Items from a data source:

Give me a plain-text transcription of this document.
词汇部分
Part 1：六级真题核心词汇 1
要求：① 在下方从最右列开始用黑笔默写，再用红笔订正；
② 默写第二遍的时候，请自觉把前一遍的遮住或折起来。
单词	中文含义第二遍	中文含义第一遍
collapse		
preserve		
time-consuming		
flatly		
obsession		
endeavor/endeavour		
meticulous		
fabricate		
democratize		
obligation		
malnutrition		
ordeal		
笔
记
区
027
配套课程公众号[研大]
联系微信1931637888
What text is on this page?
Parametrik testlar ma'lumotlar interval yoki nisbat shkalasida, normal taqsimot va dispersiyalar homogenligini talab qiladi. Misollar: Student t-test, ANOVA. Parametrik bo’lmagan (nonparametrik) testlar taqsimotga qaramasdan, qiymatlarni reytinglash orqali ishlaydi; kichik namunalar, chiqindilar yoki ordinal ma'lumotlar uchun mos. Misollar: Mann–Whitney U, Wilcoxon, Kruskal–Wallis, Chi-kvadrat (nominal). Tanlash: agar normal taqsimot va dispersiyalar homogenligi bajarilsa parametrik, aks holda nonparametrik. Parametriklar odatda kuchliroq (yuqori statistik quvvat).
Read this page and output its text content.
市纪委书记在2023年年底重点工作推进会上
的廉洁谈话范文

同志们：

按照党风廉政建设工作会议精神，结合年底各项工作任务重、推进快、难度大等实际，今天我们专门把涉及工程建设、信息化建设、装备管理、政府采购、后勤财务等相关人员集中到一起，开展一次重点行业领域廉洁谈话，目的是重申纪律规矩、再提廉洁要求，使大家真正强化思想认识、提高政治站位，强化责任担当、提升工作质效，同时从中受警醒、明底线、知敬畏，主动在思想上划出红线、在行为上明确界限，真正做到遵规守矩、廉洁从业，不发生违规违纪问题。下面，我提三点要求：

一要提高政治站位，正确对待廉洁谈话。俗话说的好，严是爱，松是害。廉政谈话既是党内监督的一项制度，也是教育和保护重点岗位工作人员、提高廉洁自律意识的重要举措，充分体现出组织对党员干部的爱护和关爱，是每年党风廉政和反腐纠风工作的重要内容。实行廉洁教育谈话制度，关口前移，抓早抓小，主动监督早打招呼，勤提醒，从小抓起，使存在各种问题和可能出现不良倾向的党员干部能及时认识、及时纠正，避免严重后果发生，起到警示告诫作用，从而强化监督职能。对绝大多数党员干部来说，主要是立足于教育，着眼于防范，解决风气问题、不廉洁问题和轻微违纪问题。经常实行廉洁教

# DO THIS
Using the material above, gather every line that includes "text".

# PROBLEM SOLUTION
Give me a plain-text transcription of this document.
What text is on this page?
Read this page and output its text content.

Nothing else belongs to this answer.